SET EXERCISE: Output the lines from the start of the listing through the line holding "y-axis-title-variable: T (19, 371, 107, 421)", inclusive, as a JSON list of strings with one string per line. Leave out blank lines.

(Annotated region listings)
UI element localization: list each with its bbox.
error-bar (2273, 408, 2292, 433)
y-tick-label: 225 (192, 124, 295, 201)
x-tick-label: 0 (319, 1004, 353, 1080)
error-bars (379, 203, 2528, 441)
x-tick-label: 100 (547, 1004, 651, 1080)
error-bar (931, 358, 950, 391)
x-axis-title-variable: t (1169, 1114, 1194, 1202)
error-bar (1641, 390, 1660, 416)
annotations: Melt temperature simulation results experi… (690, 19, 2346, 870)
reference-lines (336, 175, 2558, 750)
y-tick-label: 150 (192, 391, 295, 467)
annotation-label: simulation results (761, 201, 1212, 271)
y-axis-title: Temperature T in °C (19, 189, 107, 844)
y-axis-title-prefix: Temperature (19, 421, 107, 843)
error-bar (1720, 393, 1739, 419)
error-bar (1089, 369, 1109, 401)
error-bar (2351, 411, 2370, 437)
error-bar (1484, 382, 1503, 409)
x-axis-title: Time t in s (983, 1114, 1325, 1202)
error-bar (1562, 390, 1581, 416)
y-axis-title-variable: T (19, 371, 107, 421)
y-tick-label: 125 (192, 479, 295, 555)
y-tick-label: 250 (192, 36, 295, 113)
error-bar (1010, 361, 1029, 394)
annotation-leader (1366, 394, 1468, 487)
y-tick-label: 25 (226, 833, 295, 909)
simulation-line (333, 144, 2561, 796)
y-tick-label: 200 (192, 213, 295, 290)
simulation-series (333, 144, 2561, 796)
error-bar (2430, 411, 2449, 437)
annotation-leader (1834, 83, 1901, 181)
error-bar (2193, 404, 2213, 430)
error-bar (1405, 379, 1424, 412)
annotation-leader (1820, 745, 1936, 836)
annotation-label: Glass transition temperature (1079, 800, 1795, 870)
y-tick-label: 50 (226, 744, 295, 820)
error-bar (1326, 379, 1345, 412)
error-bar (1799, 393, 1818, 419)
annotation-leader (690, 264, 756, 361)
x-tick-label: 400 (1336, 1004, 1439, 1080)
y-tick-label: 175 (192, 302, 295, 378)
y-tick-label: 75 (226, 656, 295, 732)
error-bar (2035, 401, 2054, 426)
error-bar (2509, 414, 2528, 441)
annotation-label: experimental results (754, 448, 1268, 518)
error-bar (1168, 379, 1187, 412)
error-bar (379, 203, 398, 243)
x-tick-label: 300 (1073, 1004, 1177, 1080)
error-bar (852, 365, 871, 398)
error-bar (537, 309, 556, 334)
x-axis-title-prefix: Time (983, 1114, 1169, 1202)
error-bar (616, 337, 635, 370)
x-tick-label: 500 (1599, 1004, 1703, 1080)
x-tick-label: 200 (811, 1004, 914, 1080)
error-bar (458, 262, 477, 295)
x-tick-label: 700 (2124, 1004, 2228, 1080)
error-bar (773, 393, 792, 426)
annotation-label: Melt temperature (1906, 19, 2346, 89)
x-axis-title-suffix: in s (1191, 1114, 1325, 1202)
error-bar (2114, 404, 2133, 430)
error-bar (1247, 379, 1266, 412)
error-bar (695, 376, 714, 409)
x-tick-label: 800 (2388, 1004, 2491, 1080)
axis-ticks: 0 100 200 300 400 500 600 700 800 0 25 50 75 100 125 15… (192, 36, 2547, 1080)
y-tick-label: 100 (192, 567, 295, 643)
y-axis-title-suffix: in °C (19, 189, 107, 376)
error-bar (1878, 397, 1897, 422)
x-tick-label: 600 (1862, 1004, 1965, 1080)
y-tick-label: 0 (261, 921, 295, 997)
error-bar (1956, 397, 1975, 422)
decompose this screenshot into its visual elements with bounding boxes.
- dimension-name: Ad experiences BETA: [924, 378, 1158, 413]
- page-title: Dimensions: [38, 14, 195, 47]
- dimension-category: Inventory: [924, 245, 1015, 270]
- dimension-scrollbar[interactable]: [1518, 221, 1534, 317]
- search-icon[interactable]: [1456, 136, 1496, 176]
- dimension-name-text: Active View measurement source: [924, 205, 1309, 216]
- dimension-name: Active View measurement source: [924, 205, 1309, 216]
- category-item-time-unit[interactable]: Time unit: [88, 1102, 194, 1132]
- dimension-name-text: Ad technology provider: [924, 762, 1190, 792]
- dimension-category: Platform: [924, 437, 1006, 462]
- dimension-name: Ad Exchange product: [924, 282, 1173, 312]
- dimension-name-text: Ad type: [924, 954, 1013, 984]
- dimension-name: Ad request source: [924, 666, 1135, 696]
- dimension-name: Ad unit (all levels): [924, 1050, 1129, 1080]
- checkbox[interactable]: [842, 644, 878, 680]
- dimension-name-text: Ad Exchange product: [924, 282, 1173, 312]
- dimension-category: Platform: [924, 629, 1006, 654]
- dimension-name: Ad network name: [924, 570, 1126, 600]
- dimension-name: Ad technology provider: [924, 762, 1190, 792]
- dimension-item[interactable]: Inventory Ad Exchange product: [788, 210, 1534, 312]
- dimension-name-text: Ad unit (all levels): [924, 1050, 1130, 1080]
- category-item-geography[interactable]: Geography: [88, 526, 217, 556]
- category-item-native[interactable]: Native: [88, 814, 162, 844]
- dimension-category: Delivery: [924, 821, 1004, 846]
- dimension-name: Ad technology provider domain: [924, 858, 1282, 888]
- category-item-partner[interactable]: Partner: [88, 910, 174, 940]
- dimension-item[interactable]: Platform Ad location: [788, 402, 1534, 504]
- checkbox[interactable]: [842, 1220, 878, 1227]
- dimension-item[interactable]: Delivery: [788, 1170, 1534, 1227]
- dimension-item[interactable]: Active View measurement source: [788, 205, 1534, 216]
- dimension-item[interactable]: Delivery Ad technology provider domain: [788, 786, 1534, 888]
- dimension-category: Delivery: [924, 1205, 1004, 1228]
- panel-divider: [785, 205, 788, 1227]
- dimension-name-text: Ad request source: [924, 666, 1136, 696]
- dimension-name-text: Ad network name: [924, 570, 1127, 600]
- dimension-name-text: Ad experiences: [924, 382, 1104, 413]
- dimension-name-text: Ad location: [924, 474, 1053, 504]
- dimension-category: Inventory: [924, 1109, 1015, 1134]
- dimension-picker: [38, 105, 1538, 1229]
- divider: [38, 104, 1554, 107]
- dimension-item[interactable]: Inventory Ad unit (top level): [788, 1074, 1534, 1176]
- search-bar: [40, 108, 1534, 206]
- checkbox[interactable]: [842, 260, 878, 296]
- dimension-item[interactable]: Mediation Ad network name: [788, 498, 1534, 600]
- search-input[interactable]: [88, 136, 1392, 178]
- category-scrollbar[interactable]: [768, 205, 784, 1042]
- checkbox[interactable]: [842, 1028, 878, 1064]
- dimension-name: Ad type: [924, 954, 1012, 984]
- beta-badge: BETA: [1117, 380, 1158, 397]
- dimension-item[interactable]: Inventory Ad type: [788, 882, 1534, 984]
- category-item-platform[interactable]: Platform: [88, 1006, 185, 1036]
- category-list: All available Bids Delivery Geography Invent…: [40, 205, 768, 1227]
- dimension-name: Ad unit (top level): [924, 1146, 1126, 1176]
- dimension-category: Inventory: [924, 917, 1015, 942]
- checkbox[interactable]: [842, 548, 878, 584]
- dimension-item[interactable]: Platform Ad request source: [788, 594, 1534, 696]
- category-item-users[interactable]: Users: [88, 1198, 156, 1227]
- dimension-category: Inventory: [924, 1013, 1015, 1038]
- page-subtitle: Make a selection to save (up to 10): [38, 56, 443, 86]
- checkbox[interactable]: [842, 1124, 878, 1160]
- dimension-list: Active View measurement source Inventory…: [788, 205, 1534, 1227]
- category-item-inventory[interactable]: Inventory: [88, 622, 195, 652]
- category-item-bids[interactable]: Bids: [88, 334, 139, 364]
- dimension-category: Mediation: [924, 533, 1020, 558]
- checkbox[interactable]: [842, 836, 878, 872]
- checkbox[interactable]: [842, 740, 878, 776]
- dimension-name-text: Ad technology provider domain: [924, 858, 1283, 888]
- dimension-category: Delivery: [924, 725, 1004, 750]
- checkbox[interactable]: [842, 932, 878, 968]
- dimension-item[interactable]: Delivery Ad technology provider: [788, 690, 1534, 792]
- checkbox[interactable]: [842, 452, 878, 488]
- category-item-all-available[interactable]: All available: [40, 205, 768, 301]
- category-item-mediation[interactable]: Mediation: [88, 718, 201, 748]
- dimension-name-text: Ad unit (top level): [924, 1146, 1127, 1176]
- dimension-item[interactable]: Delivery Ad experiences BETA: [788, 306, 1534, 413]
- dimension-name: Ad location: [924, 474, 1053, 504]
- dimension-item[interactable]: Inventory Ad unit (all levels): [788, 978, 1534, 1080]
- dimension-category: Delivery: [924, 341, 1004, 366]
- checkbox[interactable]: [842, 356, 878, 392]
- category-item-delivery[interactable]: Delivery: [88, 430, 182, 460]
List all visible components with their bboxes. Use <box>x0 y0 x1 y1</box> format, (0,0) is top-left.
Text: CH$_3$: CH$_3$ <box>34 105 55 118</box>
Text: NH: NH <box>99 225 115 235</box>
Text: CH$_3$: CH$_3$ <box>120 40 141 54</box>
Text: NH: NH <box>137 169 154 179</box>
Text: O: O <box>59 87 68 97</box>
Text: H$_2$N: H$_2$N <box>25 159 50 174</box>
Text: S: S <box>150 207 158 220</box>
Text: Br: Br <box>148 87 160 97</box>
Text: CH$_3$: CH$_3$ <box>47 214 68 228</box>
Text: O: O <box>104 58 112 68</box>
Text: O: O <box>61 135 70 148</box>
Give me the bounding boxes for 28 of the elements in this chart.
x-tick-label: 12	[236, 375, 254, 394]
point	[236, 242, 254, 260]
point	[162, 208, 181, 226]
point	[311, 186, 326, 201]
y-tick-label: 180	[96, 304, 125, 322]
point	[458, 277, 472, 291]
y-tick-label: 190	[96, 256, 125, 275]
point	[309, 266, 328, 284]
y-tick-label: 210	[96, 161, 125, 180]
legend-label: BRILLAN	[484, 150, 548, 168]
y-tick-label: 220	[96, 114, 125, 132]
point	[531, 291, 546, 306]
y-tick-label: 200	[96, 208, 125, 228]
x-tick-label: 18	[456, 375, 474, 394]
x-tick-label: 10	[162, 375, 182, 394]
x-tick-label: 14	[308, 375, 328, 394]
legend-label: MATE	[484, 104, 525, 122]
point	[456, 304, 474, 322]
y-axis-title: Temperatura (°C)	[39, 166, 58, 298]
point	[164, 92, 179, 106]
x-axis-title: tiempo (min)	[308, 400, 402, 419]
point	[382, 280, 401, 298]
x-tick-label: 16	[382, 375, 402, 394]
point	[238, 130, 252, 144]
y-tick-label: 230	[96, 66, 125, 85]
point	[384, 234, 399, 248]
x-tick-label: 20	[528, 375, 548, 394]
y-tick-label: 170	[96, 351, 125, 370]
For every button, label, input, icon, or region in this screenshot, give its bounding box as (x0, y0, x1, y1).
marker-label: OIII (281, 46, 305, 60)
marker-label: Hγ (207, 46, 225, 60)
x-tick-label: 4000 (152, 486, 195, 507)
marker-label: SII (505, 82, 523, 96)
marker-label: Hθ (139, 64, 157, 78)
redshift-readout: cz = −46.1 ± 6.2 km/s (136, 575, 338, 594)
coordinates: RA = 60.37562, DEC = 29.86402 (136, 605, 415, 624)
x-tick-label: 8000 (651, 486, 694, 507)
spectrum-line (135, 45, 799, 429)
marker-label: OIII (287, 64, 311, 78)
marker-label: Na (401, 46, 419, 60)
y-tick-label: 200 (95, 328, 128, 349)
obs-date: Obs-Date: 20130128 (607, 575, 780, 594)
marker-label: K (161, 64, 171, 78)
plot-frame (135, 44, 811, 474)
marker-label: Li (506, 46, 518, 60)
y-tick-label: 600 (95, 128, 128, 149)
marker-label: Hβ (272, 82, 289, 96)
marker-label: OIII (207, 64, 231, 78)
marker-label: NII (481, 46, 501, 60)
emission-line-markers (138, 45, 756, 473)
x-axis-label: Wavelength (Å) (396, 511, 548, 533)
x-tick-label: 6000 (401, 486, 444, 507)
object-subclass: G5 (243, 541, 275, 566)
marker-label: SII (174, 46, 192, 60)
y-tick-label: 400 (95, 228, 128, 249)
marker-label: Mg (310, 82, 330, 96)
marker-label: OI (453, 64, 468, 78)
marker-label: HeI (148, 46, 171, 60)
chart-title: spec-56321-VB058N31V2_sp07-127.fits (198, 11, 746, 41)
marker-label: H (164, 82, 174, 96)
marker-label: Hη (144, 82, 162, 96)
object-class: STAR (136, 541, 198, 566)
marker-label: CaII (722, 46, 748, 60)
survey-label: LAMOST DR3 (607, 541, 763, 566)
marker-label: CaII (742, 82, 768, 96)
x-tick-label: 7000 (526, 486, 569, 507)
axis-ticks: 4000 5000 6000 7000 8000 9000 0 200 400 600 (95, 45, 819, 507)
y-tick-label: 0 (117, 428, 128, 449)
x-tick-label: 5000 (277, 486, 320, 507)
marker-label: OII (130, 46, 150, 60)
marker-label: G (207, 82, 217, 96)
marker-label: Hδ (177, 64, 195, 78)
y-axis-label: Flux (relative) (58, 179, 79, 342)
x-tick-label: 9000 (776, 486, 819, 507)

RIGHT ANSWER:
[
  "UI element localization: list each with its bbox.",
  "error-bar (2273, 408, 2292, 433)",
  "y-tick-label: 225 (192, 124, 295, 201)",
  "x-tick-label: 0 (319, 1004, 353, 1080)",
  "error-bars (379, 203, 2528, 441)",
  "x-tick-label: 100 (547, 1004, 651, 1080)",
  "error-bar (931, 358, 950, 391)",
  "x-axis-title-variable: t (1169, 1114, 1194, 1202)",
  "error-bar (1641, 390, 1660, 416)",
  "annotations: Melt temperature simulation results experi… (690, 19, 2346, 870)",
  "reference-lines (336, 175, 2558, 750)",
  "y-tick-label: 150 (192, 391, 295, 467)",
  "annotation-label: simulation results (761, 201, 1212, 271)",
  "y-axis-title: Temperature T in °C (19, 189, 107, 844)",
  "y-axis-title-prefix: Temperature (19, 421, 107, 843)",
  "error-bar (1720, 393, 1739, 419)",
  "error-bar (1089, 369, 1109, 401)",
  "error-bar (2351, 411, 2370, 437)",
  "error-bar (1484, 382, 1503, 409)",
  "x-axis-title: Time t in s (983, 1114, 1325, 1202)",
  "error-bar (1562, 390, 1581, 416)",
  "y-axis-title-variable: T (19, 371, 107, 421)"
]